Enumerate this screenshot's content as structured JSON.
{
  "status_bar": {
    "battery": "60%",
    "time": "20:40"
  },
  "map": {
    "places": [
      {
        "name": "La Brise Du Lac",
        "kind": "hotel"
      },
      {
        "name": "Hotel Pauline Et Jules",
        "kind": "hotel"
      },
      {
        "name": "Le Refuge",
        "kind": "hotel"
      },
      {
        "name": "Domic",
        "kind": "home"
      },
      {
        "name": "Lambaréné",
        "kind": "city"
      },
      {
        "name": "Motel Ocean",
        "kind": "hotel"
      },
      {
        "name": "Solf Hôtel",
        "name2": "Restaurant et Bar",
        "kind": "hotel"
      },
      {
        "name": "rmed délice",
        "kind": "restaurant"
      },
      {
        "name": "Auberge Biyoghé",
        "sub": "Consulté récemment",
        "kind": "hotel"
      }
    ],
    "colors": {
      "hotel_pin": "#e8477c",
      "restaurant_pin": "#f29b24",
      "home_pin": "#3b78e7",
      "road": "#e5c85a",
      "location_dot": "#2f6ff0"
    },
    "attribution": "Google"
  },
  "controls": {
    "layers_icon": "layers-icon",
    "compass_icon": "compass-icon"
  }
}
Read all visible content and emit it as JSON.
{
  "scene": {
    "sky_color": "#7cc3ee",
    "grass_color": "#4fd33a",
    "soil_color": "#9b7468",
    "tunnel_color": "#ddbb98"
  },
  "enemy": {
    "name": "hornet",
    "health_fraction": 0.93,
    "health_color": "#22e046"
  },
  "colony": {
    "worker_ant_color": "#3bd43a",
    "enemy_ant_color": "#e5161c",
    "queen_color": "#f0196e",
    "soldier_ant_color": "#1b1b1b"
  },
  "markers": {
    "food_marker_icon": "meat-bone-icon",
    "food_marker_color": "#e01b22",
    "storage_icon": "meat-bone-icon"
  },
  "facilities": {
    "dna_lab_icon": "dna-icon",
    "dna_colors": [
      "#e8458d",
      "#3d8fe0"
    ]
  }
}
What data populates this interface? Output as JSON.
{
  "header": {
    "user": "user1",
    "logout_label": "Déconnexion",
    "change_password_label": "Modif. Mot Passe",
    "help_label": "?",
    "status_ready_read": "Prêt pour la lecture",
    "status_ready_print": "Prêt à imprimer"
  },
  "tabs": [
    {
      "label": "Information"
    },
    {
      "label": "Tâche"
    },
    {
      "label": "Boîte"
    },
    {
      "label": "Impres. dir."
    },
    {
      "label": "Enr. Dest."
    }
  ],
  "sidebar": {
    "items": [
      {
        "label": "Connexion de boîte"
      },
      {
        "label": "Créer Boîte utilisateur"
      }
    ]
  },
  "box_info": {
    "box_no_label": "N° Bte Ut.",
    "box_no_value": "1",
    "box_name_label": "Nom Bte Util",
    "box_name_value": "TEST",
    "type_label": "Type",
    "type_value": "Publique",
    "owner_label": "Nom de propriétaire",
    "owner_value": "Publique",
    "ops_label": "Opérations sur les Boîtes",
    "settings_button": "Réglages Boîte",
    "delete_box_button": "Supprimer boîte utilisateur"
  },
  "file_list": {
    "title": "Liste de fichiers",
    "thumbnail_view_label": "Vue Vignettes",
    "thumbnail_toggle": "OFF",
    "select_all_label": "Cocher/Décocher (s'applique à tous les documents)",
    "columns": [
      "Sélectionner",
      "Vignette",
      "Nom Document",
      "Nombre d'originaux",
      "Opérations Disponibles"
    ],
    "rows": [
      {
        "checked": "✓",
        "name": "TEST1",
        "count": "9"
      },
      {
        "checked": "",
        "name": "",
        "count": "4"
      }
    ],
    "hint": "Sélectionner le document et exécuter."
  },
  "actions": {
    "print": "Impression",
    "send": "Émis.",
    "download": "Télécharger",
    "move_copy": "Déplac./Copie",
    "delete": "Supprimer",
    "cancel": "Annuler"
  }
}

+-------+

◆ **Objective**: Print the entries exactly. Include every one.

◆ **Right answer**:
Enumerate this screenshot's content as structured JSON.
{
  "status_bar": {
    "battery": "60%",
    "time": "20:40"
  },
  "map": {
    "places": [
      {
        "name": "La Brise Du Lac",
        "kind": "hotel"
      },
      {
        "name": "Hotel Pauline Et Jules",
        "kind": "hotel"
      },
      {
        "name": "Le Refuge",
        "kind": "hotel"
      },
      {
        "name": "Domic",
        "kind": "home"
      },
      {
        "name": "Lambaréné",
        "kind": "city"
      },
      {
        "name": "Motel Ocean",
        "kind": "hotel"
      },
      {
        "name": "Solf Hôtel",
        "name2": "Restaurant et Bar",
        "kind": "hotel"
      },
      {
        "name": "rmed délice",
        "kind": "restaurant"
      },
      {
        "name": "Auberge Biyoghé",
        "sub": "Consulté récemment",
        "kind": "hotel"
      }
    ],
    "colors": {
      "hotel_pin": "#e8477c",
      "restaurant_pin": "#f29b24",
      "home_pin": "#3b78e7",
      "road": "#e5c85a",
      "location_dot": "#2f6ff0"
    },
    "attribution": "Google"
  },
  "controls": {
    "layers_icon": "layers-icon",
    "compass_icon": "compass-icon"
  }
}
Read all visible content and emit it as JSON.
{
  "scene": {
    "sky_color": "#7cc3ee",
    "grass_color": "#4fd33a",
    "soil_color": "#9b7468",
    "tunnel_color": "#ddbb98"
  },
  "enemy": {
    "name": "hornet",
    "health_fraction": 0.93,
    "health_color": "#22e046"
  },
  "colony": {
    "worker_ant_color": "#3bd43a",
    "enemy_ant_color": "#e5161c",
    "queen_color": "#f0196e",
    "soldier_ant_color": "#1b1b1b"
  },
  "markers": {
    "food_marker_icon": "meat-bone-icon",
    "food_marker_color": "#e01b22",
    "storage_icon": "meat-bone-icon"
  },
  "facilities": {
    "dna_lab_icon": "dna-icon",
    "dna_colors": [
      "#e8458d",
      "#3d8fe0"
    ]
  }
}
What data populates this interface? Output as JSON.
{
  "header": {
    "user": "user1",
    "logout_label": "Déconnexion",
    "change_password_label": "Modif. Mot Passe",
    "help_label": "?",
    "status_ready_read": "Prêt pour la lecture",
    "status_ready_print": "Prêt à imprimer"
  },
  "tabs": [
    {
      "label": "Information"
    },
    {
      "label": "Tâche"
    },
    {
      "label": "Boîte"
    },
    {
      "label": "Impres. dir."
    },
    {
      "label": "Enr. Dest."
    }
  ],
  "sidebar": {
    "items": [
      {
        "label": "Connexion de boîte"
      },
      {
        "label": "Créer Boîte utilisateur"
      }
    ]
  },
  "box_info": {
    "box_no_label": "N° Bte Ut.",
    "box_no_value": "1",
    "box_name_label": "Nom Bte Util",
    "box_name_value": "TEST",
    "type_label": "Type",
    "type_value": "Publique",
    "owner_label": "Nom de propriétaire",
    "owner_value": "Publique",
    "ops_label": "Opérations sur les Boîtes",
    "settings_button": "Réglages Boîte",
    "delete_box_button": "Supprimer boîte utilisateur"
  },
  "file_list": {
    "title": "Liste de fichiers",
    "thumbnail_view_label": "Vue Vignettes",
    "thumbnail_toggle": "OFF",
    "select_all_label": "Cocher/Décocher (s'applique à tous les documents)",
    "columns": [
      "Sélectionner",
      "Vignette",
      "Nom Document",
      "Nombre d'originaux",
      "Opérations Disponibles"
    ],
    "rows": [
      {
        "checked": "✓",
        "name": "TEST1",
        "count": "9"
      },
      {
        "checked": "",
        "name": "",
        "count": "4"
      }
    ],
    "hint": "Sélectionner le document et exécuter."
  },
  "actions": {
    "print": "Impression",
    "send": "Émis.",
    "download": "Télécharger",
    "move_copy": "Déplac./Copie",
    "delete": "Supprimer",
    "cancel": "Annuler"
  }
}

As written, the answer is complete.